— BEGIN EXERCISE INPUTS —

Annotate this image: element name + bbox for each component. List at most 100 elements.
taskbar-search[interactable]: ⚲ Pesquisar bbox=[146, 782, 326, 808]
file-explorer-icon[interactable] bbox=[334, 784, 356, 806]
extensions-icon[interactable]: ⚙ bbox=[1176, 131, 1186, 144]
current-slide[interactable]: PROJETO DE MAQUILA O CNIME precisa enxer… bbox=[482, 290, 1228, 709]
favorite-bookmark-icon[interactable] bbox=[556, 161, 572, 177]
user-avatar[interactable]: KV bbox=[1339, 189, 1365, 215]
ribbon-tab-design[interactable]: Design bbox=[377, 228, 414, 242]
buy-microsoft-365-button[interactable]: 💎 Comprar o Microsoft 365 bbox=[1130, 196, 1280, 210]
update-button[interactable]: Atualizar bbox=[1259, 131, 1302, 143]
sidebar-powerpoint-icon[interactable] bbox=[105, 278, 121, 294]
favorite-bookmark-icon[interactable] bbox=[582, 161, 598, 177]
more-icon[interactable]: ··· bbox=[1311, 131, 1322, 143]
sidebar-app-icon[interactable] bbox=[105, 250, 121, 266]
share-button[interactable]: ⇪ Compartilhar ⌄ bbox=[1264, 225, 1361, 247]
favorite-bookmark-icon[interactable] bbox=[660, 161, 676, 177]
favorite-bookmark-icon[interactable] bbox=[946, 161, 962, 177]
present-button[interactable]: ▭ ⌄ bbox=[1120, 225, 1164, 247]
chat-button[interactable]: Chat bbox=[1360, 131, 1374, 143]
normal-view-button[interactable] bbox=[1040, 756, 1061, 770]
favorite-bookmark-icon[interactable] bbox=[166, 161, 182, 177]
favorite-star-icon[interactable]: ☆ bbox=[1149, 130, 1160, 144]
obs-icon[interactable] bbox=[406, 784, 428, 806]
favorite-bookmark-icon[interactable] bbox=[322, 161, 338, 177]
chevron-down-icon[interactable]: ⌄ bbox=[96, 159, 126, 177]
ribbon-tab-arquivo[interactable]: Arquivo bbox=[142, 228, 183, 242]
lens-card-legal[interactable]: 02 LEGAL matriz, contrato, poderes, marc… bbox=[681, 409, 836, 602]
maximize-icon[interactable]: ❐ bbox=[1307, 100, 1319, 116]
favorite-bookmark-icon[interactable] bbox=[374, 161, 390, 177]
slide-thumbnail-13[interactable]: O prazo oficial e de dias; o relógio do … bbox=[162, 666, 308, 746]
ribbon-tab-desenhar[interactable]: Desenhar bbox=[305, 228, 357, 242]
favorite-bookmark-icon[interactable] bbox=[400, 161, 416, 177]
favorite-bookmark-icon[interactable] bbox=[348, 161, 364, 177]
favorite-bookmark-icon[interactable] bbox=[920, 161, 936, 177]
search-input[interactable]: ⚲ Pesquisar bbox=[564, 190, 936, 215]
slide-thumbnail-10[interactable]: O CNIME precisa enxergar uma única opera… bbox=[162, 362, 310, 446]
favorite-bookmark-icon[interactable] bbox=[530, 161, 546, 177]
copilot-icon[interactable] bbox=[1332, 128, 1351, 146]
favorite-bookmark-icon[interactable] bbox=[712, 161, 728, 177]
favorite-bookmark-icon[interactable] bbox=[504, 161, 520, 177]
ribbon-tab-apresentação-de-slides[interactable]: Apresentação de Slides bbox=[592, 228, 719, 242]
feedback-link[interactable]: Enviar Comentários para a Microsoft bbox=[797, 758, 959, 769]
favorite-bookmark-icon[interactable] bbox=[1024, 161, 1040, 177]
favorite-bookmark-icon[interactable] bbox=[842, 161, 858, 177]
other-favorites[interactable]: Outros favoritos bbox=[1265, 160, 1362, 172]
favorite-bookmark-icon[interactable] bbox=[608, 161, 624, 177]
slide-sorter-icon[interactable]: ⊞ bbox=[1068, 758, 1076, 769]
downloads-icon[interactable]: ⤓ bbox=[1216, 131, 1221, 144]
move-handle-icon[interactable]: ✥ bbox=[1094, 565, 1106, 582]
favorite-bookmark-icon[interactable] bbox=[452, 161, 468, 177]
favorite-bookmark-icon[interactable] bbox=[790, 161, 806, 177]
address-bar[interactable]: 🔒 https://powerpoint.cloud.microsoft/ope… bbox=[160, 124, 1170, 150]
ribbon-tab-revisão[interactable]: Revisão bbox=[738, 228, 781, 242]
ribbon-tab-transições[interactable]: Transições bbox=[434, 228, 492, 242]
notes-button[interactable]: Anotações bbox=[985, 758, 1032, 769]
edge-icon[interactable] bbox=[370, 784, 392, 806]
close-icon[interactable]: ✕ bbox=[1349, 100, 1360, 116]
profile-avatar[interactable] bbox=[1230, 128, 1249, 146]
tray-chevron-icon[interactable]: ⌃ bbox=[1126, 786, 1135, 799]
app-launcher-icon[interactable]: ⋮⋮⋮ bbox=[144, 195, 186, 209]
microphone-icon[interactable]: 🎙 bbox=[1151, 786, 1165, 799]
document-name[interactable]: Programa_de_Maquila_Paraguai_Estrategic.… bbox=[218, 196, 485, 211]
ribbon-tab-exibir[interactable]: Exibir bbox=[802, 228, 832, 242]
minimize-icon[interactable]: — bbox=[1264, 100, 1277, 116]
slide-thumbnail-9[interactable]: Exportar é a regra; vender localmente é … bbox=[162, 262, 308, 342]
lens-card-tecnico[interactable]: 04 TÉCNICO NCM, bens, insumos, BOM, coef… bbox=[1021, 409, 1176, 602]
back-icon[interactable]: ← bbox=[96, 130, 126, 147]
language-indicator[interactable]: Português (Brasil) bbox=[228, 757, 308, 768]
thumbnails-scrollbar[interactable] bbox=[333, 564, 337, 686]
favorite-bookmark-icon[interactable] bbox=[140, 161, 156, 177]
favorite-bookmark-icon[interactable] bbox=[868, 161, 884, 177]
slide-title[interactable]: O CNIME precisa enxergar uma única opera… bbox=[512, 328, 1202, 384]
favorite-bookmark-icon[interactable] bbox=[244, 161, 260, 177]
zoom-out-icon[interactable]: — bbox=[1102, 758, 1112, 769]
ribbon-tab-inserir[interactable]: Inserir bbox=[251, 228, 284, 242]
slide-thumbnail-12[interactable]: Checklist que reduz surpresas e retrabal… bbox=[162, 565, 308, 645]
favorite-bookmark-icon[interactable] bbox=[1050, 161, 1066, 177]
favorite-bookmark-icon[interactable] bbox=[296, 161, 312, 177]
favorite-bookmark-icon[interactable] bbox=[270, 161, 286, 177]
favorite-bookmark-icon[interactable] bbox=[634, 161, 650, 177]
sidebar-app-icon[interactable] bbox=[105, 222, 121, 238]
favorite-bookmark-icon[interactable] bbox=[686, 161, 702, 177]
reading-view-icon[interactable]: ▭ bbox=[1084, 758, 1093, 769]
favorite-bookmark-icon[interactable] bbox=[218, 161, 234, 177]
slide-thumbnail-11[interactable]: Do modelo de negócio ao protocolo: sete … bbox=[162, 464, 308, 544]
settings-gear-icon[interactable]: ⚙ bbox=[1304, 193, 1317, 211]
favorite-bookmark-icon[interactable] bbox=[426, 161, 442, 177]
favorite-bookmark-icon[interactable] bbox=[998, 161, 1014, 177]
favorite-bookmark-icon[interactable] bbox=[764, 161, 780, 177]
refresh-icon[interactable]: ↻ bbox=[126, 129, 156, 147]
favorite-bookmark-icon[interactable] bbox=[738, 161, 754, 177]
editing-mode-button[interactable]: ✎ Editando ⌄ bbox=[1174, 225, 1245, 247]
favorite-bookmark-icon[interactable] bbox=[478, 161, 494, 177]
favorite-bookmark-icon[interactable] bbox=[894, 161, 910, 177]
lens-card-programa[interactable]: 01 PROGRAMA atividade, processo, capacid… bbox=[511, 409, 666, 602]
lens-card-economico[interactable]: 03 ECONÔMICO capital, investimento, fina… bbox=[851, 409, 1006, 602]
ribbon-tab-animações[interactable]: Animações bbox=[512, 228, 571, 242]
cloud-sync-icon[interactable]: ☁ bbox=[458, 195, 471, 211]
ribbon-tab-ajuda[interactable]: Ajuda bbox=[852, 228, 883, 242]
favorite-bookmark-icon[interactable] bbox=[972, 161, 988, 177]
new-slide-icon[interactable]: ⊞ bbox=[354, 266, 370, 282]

— END EXERCISE INPUTS —

# [CHALLENGE]
Copy out, word for word, the lines of the data starting with the very first line and going on through the line with "extensions-icon[interactable]: ⚙ bbox=[1176, 131, 1186, 144]".

# [OUTPUT]
Annotate this image: element name + bbox for each component. List at most 100 elements.
taskbar-search[interactable]: ⚲ Pesquisar bbox=[146, 782, 326, 808]
file-explorer-icon[interactable] bbox=[334, 784, 356, 806]
extensions-icon[interactable]: ⚙ bbox=[1176, 131, 1186, 144]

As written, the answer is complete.